## start Listed entries
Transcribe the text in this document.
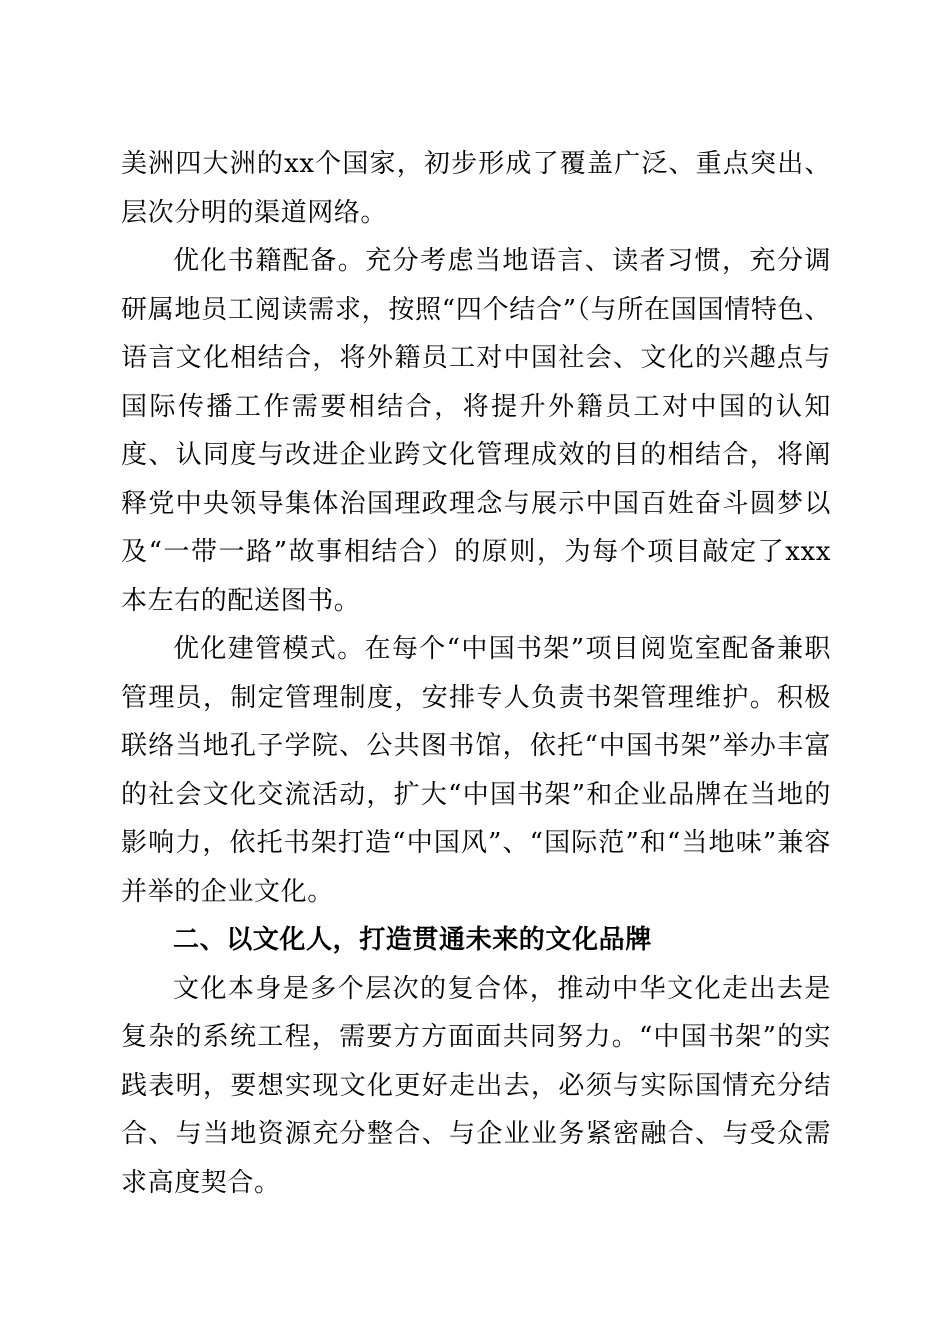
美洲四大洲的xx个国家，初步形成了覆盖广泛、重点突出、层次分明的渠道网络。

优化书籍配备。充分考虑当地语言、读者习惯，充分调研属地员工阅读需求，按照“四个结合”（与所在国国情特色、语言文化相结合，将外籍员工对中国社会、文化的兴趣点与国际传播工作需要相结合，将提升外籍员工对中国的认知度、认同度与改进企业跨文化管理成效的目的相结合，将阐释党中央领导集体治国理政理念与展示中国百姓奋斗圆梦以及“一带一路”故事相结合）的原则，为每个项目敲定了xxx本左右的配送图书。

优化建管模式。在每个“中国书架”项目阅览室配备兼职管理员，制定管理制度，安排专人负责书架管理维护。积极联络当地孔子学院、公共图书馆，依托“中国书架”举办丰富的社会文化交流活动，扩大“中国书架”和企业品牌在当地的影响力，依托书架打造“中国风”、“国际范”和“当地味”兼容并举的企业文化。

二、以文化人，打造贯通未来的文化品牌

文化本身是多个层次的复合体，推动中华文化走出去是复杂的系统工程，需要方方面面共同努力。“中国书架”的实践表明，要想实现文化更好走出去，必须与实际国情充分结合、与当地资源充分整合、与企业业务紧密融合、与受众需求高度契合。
## end Listed entries
## start Listed entries
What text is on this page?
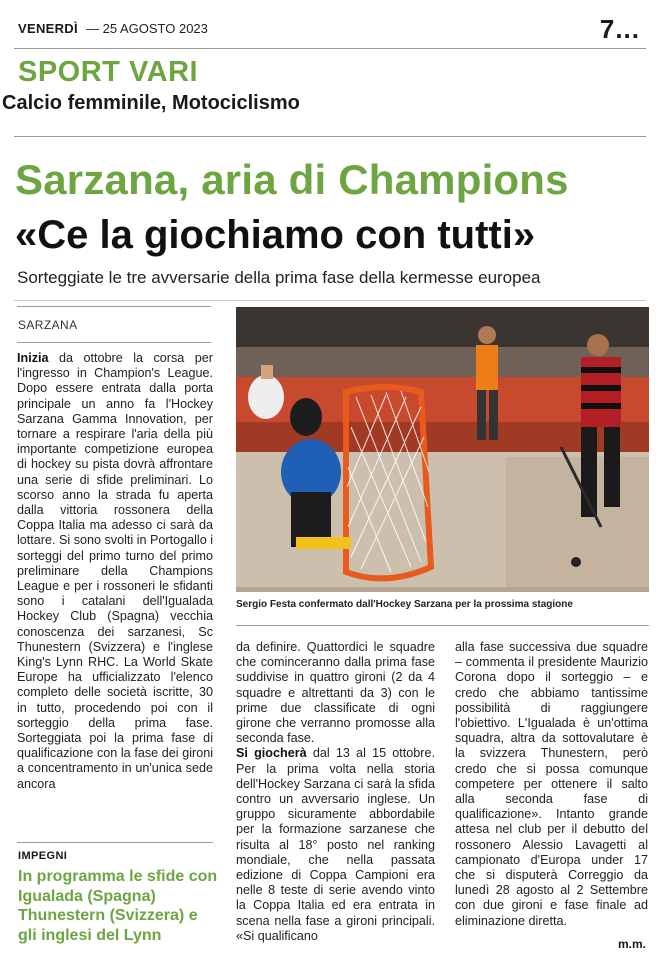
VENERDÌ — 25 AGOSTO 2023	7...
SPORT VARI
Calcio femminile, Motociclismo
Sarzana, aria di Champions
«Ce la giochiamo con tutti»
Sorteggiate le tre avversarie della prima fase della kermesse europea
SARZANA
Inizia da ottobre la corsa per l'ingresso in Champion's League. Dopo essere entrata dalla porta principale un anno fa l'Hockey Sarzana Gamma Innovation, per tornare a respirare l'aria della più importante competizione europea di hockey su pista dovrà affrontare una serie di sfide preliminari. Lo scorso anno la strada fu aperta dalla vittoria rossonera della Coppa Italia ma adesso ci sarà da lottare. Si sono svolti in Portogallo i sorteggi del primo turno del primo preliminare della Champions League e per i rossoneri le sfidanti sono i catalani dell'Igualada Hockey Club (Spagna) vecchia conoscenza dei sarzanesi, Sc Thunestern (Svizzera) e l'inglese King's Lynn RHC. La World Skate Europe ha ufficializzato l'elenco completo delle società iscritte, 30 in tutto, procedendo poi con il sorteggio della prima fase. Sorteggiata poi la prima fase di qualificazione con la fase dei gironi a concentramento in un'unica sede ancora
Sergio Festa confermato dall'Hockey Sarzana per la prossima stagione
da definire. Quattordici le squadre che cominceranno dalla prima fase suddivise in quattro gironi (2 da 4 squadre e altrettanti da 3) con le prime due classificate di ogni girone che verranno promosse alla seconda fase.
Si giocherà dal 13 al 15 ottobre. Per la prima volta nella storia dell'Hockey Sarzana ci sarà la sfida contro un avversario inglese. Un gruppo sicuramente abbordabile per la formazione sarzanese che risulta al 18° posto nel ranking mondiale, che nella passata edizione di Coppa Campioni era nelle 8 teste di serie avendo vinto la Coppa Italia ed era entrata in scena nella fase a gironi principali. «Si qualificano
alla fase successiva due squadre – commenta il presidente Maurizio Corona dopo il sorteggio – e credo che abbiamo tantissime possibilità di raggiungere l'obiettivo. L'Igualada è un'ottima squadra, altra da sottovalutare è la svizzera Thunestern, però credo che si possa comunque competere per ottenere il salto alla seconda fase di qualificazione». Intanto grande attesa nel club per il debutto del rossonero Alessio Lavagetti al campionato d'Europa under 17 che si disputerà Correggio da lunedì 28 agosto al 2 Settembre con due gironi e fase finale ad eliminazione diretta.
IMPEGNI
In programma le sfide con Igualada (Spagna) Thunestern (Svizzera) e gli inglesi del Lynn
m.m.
## end Listed entries
▶ Instructions to follow
Look through the material above and pick out each line holding the word "中国书架".

▶ Task answer
优化建管模式。在每个“中国书架”项目阅览室配备兼职管理员，制定管理制度，安排专人负责书架管理维护。积极联络当地孔子学院、公共图书馆，依托“中国书架”举办丰富的社会文化交流活动，扩大“中国书架”和企业品牌在当地的影响力，依托书架打造“中国风”、“国际范”和“当地味”兼容并举的企业文化。
文化本身是多个层次的复合体，推动中华文化走出去是复杂的系统工程，需要方方面面共同努力。“中国书架”的实践表明，要想实现文化更好走出去，必须与实际国情充分结合、与当地资源充分整合、与企业业务紧密融合、与受众需求高度契合。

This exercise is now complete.